# [Task directions]
Reproduce the listing verbatim, starting with its first line and ending with the line that contains "data-point: [238, 353, 245, 360]", both included.
--------------------------------------------------
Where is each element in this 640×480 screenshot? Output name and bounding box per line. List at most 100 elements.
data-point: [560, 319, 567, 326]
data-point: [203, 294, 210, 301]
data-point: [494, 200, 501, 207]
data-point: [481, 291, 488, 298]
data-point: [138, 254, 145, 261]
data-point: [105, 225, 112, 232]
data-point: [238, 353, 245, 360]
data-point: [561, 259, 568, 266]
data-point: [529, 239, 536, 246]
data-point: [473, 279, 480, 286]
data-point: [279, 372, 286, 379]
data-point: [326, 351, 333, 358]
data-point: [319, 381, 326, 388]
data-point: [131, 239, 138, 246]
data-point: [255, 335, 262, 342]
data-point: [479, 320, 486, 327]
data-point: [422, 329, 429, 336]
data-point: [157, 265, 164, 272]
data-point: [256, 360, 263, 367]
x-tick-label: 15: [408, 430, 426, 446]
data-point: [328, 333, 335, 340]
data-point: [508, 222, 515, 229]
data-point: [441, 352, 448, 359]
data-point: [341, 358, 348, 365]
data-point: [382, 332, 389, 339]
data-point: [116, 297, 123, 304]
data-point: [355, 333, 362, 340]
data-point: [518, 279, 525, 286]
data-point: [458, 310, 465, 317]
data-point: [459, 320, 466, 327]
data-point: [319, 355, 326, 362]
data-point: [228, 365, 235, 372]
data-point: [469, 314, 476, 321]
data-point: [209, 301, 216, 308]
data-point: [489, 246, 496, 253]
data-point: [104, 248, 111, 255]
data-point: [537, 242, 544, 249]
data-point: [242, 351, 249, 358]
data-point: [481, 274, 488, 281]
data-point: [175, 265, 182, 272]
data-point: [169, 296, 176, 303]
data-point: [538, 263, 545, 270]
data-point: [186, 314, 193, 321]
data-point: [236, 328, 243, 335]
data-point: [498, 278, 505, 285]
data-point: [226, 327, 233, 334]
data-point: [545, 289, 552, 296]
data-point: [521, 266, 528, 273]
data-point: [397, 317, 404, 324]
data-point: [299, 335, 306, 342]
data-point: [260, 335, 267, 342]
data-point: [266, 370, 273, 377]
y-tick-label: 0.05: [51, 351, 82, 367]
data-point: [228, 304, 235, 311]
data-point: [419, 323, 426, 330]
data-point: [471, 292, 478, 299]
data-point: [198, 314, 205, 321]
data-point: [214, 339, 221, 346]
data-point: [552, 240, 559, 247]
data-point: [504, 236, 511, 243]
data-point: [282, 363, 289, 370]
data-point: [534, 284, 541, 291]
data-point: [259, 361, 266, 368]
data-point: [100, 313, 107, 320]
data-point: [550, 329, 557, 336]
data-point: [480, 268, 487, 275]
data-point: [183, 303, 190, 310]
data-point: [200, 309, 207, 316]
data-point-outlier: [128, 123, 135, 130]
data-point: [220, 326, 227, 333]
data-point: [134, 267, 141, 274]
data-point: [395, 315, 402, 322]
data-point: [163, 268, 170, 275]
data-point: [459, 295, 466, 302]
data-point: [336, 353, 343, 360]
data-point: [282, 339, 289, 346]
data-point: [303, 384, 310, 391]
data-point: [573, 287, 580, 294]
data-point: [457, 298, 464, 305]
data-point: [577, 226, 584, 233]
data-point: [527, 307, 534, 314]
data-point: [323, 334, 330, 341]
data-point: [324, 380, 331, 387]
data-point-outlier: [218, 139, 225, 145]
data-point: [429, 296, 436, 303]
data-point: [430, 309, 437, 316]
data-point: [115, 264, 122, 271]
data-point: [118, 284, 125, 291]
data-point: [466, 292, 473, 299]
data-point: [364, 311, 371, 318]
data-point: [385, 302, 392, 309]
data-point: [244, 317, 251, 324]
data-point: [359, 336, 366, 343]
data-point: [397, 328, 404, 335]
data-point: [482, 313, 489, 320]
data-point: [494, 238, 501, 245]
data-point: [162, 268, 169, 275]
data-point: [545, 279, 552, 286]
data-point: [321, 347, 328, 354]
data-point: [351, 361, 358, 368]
--------------------------------------------------
# [Written answer]
Where is each element in this 640×480 screenshot? Output name and bounding box per line. List at most 100 elements.
data-point: [560, 319, 567, 326]
data-point: [203, 294, 210, 301]
data-point: [494, 200, 501, 207]
data-point: [481, 291, 488, 298]
data-point: [138, 254, 145, 261]
data-point: [105, 225, 112, 232]
data-point: [238, 353, 245, 360]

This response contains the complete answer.